### What is asked
What is the number of lines containing the word "люди"? Please answer with that number and nothing more.

Records
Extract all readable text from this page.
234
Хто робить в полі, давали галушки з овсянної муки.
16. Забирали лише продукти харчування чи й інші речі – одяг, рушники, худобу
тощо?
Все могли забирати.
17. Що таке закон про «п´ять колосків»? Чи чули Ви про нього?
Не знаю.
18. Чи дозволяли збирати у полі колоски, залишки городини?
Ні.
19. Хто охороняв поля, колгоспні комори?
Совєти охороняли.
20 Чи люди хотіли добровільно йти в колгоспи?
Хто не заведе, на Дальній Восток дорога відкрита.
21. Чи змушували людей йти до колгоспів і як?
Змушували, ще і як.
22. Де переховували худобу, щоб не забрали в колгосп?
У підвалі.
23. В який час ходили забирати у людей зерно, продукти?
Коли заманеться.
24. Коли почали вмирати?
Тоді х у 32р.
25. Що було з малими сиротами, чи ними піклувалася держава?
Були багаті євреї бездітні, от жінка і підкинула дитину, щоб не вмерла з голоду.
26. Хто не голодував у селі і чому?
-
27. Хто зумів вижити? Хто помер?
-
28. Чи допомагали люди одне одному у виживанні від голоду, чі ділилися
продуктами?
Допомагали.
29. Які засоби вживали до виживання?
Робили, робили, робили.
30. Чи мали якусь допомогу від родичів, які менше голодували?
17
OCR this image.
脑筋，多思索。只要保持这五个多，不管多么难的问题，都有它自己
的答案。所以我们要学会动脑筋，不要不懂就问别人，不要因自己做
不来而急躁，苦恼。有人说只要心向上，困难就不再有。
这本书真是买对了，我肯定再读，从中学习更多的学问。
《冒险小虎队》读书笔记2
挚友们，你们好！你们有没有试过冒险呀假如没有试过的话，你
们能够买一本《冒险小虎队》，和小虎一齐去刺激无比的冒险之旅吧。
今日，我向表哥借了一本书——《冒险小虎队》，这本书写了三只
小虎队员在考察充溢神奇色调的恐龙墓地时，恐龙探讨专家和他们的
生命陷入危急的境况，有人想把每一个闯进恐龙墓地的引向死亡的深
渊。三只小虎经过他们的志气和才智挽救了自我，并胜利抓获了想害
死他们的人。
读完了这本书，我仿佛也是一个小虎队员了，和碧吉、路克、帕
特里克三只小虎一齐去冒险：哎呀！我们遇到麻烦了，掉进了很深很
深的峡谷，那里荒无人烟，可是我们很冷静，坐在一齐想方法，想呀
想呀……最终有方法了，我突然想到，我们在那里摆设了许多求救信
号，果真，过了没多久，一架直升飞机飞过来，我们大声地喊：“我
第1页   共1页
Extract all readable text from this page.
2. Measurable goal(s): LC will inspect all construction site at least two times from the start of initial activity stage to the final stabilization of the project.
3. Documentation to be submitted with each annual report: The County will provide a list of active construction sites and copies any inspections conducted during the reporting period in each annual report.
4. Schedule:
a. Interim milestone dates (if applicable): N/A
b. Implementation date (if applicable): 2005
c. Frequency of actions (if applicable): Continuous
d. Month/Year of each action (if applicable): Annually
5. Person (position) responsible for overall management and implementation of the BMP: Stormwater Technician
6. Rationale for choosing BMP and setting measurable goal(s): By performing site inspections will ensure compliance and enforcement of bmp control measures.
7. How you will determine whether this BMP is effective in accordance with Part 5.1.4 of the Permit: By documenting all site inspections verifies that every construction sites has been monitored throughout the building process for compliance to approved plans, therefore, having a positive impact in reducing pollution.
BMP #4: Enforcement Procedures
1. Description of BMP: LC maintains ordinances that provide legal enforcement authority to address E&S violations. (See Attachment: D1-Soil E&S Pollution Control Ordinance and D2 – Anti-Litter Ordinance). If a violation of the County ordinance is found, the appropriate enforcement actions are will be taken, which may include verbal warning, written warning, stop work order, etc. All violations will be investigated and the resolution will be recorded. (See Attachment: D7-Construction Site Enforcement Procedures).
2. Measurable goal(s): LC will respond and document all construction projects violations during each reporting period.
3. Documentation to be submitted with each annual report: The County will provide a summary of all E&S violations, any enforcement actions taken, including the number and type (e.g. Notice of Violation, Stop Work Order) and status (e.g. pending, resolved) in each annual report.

### Result
2